>> START THE RECORDS
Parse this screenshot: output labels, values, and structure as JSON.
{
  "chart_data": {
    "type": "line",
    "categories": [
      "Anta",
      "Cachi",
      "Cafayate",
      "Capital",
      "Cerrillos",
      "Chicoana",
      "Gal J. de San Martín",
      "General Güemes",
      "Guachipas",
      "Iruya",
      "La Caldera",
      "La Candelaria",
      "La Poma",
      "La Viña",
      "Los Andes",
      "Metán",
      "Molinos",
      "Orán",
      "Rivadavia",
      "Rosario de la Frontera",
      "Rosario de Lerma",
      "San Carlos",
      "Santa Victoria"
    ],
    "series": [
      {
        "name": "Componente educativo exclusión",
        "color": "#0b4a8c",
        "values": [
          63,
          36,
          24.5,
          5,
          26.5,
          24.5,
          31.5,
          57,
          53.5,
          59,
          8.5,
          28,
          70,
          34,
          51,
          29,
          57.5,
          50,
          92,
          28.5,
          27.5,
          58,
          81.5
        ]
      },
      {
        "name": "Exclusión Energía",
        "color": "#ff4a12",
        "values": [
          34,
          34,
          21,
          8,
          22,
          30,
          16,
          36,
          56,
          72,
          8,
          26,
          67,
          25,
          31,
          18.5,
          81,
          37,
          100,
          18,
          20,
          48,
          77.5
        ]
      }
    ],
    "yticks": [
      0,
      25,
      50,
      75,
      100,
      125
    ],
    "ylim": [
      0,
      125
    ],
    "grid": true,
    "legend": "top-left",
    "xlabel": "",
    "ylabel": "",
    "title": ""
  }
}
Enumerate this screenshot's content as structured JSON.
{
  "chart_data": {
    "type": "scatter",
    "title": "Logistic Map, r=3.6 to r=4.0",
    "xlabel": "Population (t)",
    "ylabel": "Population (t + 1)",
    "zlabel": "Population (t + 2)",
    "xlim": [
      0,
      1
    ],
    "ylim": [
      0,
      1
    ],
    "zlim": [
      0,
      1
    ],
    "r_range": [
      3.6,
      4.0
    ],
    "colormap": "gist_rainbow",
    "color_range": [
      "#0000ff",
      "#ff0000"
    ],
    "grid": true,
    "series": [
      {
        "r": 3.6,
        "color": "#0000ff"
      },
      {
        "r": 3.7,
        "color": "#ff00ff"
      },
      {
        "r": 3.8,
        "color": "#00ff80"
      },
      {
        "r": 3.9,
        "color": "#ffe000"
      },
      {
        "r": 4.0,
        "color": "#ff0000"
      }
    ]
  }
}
>> END THE RECORDS
• [TASK PROMPT] Out of the preceding entries, pull every line containing the string "this".

• [WRITTEN RESPONSE]
Parse this screenshot: output labels, values, and structure as JSON.
Enumerate this screenshot's content as structured JSON.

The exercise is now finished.